_RECORDED INFORMATION_
┌────────
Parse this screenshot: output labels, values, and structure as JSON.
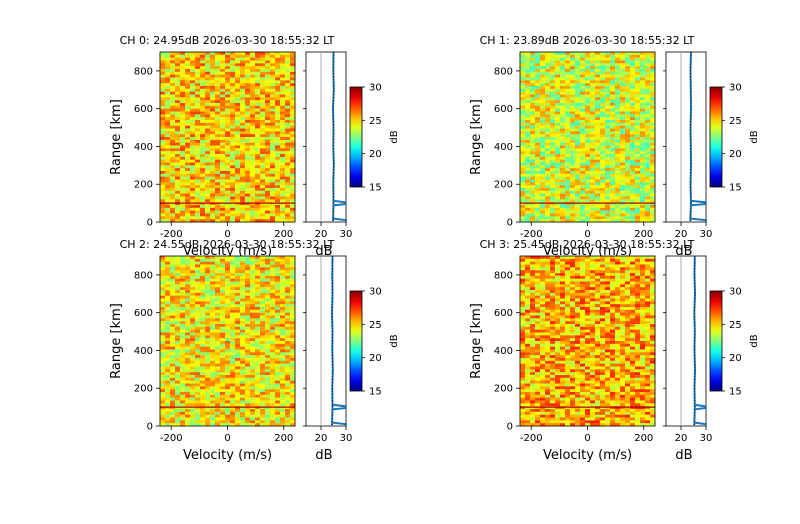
{
  "chart_data": [
    {
      "type": "heatmap",
      "title": "CH 0: 24.95dB 2026-03-30 18:55:32 LT",
      "xlabel": "Velocity (m/s)",
      "ylabel": "Range [km]",
      "xlim": [
        -240,
        240
      ],
      "ylim": [
        0,
        900
      ],
      "xticks": [
        "-200",
        "0",
        "200"
      ],
      "yticks": [
        "0",
        "200",
        "400",
        "600",
        "800"
      ],
      "profile_xlabel": "dB",
      "profile_xticks": [
        "20",
        "30"
      ],
      "profile_xlim": [
        14,
        30
      ],
      "colorbar_label": "dB",
      "colorbar_ticks": [
        "15",
        "20",
        "25",
        "30"
      ],
      "clim": [
        15,
        30
      ],
      "noise_level_db": 24.95,
      "profile_db": [
        24.8,
        25.0,
        24.9,
        25.1,
        24.9,
        25.0,
        24.8,
        25.1,
        24.9,
        25.0
      ],
      "profile_ranges": [
        5,
        100,
        200,
        300,
        400,
        500,
        600,
        700,
        800,
        900
      ],
      "color_scale": [
        "#00007f",
        "#0000ff",
        "#007fff",
        "#00ffff",
        "#7fff7f",
        "#ffff00",
        "#ff7f00",
        "#ff0000",
        "#7f0000"
      ]
    },
    {
      "type": "heatmap",
      "title": "CH 1: 23.89dB 2026-03-30 18:55:32 LT",
      "xlabel": "Velocity (m/s)",
      "ylabel": "Range [km]",
      "xlim": [
        -240,
        240
      ],
      "ylim": [
        0,
        900
      ],
      "xticks": [
        "-200",
        "0",
        "200"
      ],
      "yticks": [
        "0",
        "200",
        "400",
        "600",
        "800"
      ],
      "profile_xlabel": "dB",
      "profile_xticks": [
        "20",
        "30"
      ],
      "profile_xlim": [
        14,
        30
      ],
      "colorbar_label": "dB",
      "colorbar_ticks": [
        "15",
        "20",
        "25",
        "30"
      ],
      "clim": [
        15,
        30
      ],
      "noise_level_db": 23.89,
      "profile_db": [
        23.7,
        24.0,
        23.8,
        24.0,
        23.9,
        23.8,
        24.0,
        23.9,
        23.8,
        24.0
      ],
      "profile_ranges": [
        5,
        100,
        200,
        300,
        400,
        500,
        600,
        700,
        800,
        900
      ],
      "color_scale": [
        "#00007f",
        "#0000ff",
        "#007fff",
        "#00ffff",
        "#7fff7f",
        "#ffff00",
        "#ff7f00",
        "#ff0000",
        "#7f0000"
      ]
    },
    {
      "type": "heatmap",
      "title": "CH 2: 24.55dB 2026-03-30 18:55:32 LT",
      "xlabel": "Velocity (m/s)",
      "ylabel": "Range [km]",
      "xlim": [
        -240,
        240
      ],
      "ylim": [
        0,
        900
      ],
      "xticks": [
        "-200",
        "0",
        "200"
      ],
      "yticks": [
        "0",
        "200",
        "400",
        "600",
        "800"
      ],
      "profile_xlabel": "dB",
      "profile_xticks": [
        "20",
        "30"
      ],
      "profile_xlim": [
        14,
        30
      ],
      "colorbar_label": "dB",
      "colorbar_ticks": [
        "15",
        "20",
        "25",
        "30"
      ],
      "clim": [
        15,
        30
      ],
      "noise_level_db": 24.55,
      "profile_db": [
        24.4,
        24.6,
        24.5,
        24.7,
        24.5,
        24.6,
        24.4,
        24.6,
        24.5,
        24.6
      ],
      "profile_ranges": [
        5,
        100,
        200,
        300,
        400,
        500,
        600,
        700,
        800,
        900
      ],
      "color_scale": [
        "#00007f",
        "#0000ff",
        "#007fff",
        "#00ffff",
        "#7fff7f",
        "#ffff00",
        "#ff7f00",
        "#ff0000",
        "#7f0000"
      ]
    },
    {
      "type": "heatmap",
      "title": "CH 3: 25.45dB 2026-03-30 18:55:32 LT",
      "xlabel": "Velocity (m/s)",
      "ylabel": "Range [km]",
      "xlim": [
        -240,
        240
      ],
      "ylim": [
        0,
        900
      ],
      "xticks": [
        "-200",
        "0",
        "200"
      ],
      "yticks": [
        "0",
        "200",
        "400",
        "600",
        "800"
      ],
      "profile_xlabel": "dB",
      "profile_xticks": [
        "20",
        "30"
      ],
      "profile_xlim": [
        14,
        30
      ],
      "colorbar_label": "dB",
      "colorbar_ticks": [
        "15",
        "20",
        "25",
        "30"
      ],
      "clim": [
        15,
        30
      ],
      "noise_level_db": 25.45,
      "profile_db": [
        25.3,
        25.5,
        25.4,
        25.6,
        25.4,
        25.5,
        25.3,
        25.6,
        25.4,
        25.5
      ],
      "profile_ranges": [
        5,
        100,
        200,
        300,
        400,
        500,
        600,
        700,
        800,
        900
      ],
      "color_scale": [
        "#00007f",
        "#0000ff",
        "#007fff",
        "#00ffff",
        "#7fff7f",
        "#ffff00",
        "#ff7f00",
        "#ff0000",
        "#7f0000"
      ]
    }
  ]
}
└────────
_TASK STATEMENT_
Make an exact copy of the data, leaving its pictures out.

_EXERCISE SOLUTION_
Parse this screenshot: output labels, values, and structure as JSON.
{
  "chart_data": [
    {
      "type": "heatmap",
      "title": "CH 0: 24.95dB 2026-03-30 18:55:32 LT",
      "xlabel": "Velocity (m/s)",
      "ylabel": "Range [km]",
      "xlim": [
        -240,
        240
      ],
      "ylim": [
        0,
        900
      ],
      "xticks": [
        "-200",
        "0",
        "200"
      ],
      "yticks": [
        "0",
        "200",
        "400",
        "600",
        "800"
      ],
      "profile_xlabel": "dB",
      "profile_xticks": [
        "20",
        "30"
      ],
      "profile_xlim": [
        14,
        30
      ],
      "colorbar_label": "dB",
      "colorbar_ticks": [
        "15",
        "20",
        "25",
        "30"
      ],
      "clim": [
        15,
        30
      ],
      "noise_level_db": 24.95,
      "profile_db": [
        24.8,
        25.0,
        24.9,
        25.1,
        24.9,
        25.0,
        24.8,
        25.1,
        24.9,
        25.0
      ],
      "profile_ranges": [
        5,
        100,
        200,
        300,
        400,
        500,
        600,
        700,
        800,
        900
      ],
      "color_scale": [
        "#00007f",
        "#0000ff",
        "#007fff",
        "#00ffff",
        "#7fff7f",
        "#ffff00",
        "#ff7f00",
        "#ff0000",
        "#7f0000"
      ]
    },
    {
      "type": "heatmap",
      "title": "CH 1: 23.89dB 2026-03-30 18:55:32 LT",
      "xlabel": "Velocity (m/s)",
      "ylabel": "Range [km]",
      "xlim": [
        -240,
        240
      ],
      "ylim": [
        0,
        900
      ],
      "xticks": [
        "-200",
        "0",
        "200"
      ],
      "yticks": [
        "0",
        "200",
        "400",
        "600",
        "800"
      ],
      "profile_xlabel": "dB",
      "profile_xticks": [
        "20",
        "30"
      ],
      "profile_xlim": [
        14,
        30
      ],
      "colorbar_label": "dB",
      "colorbar_ticks": [
        "15",
        "20",
        "25",
        "30"
      ],
      "clim": [
        15,
        30
      ],
      "noise_level_db": 23.89,
      "profile_db": [
        23.7,
        24.0,
        23.8,
        24.0,
        23.9,
        23.8,
        24.0,
        23.9,
        23.8,
        24.0
      ],
      "profile_ranges": [
        5,
        100,
        200,
        300,
        400,
        500,
        600,
        700,
        800,
        900
      ],
      "color_scale": [
        "#00007f",
        "#0000ff",
        "#007fff",
        "#00ffff",
        "#7fff7f",
        "#ffff00",
        "#ff7f00",
        "#ff0000",
        "#7f0000"
      ]
    },
    {
      "type": "heatmap",
      "title": "CH 2: 24.55dB 2026-03-30 18:55:32 LT",
      "xlabel": "Velocity (m/s)",
      "ylabel": "Range [km]",
      "xlim": [
        -240,
        240
      ],
      "ylim": [
        0,
        900
      ],
      "xticks": [
        "-200",
        "0",
        "200"
      ],
      "yticks": [
        "0",
        "200",
        "400",
        "600",
        "800"
      ],
      "profile_xlabel": "dB",
      "profile_xticks": [
        "20",
        "30"
      ],
      "profile_xlim": [
        14,
        30
      ],
      "colorbar_label": "dB",
      "colorbar_ticks": [
        "15",
        "20",
        "25",
        "30"
      ],
      "clim": [
        15,
        30
      ],
      "noise_level_db": 24.55,
      "profile_db": [
        24.4,
        24.6,
        24.5,
        24.7,
        24.5,
        24.6,
        24.4,
        24.6,
        24.5,
        24.6
      ],
      "profile_ranges": [
        5,
        100,
        200,
        300,
        400,
        500,
        600,
        700,
        800,
        900
      ],
      "color_scale": [
        "#00007f",
        "#0000ff",
        "#007fff",
        "#00ffff",
        "#7fff7f",
        "#ffff00",
        "#ff7f00",
        "#ff0000",
        "#7f0000"
      ]
    },
    {
      "type": "heatmap",
      "title": "CH 3: 25.45dB 2026-03-30 18:55:32 LT",
      "xlabel": "Velocity (m/s)",
      "ylabel": "Range [km]",
      "xlim": [
        -240,
        240
      ],
      "ylim": [
        0,
        900
      ],
      "xticks": [
        "-200",
        "0",
        "200"
      ],
      "yticks": [
        "0",
        "200",
        "400",
        "600",
        "800"
      ],
      "profile_xlabel": "dB",
      "profile_xticks": [
        "20",
        "30"
      ],
      "profile_xlim": [
        14,
        30
      ],
      "colorbar_label": "dB",
      "colorbar_ticks": [
        "15",
        "20",
        "25",
        "30"
      ],
      "clim": [
        15,
        30
      ],
      "noise_level_db": 25.45,
      "profile_db": [
        25.3,
        25.5,
        25.4,
        25.6,
        25.4,
        25.5,
        25.3,
        25.6,
        25.4,
        25.5
      ],
      "profile_ranges": [
        5,
        100,
        200,
        300,
        400,
        500,
        600,
        700,
        800,
        900
      ],
      "color_scale": [
        "#00007f",
        "#0000ff",
        "#007fff",
        "#00ffff",
        "#7fff7f",
        "#ffff00",
        "#ff7f00",
        "#ff0000",
        "#7f0000"
      ]
    }
  ]
}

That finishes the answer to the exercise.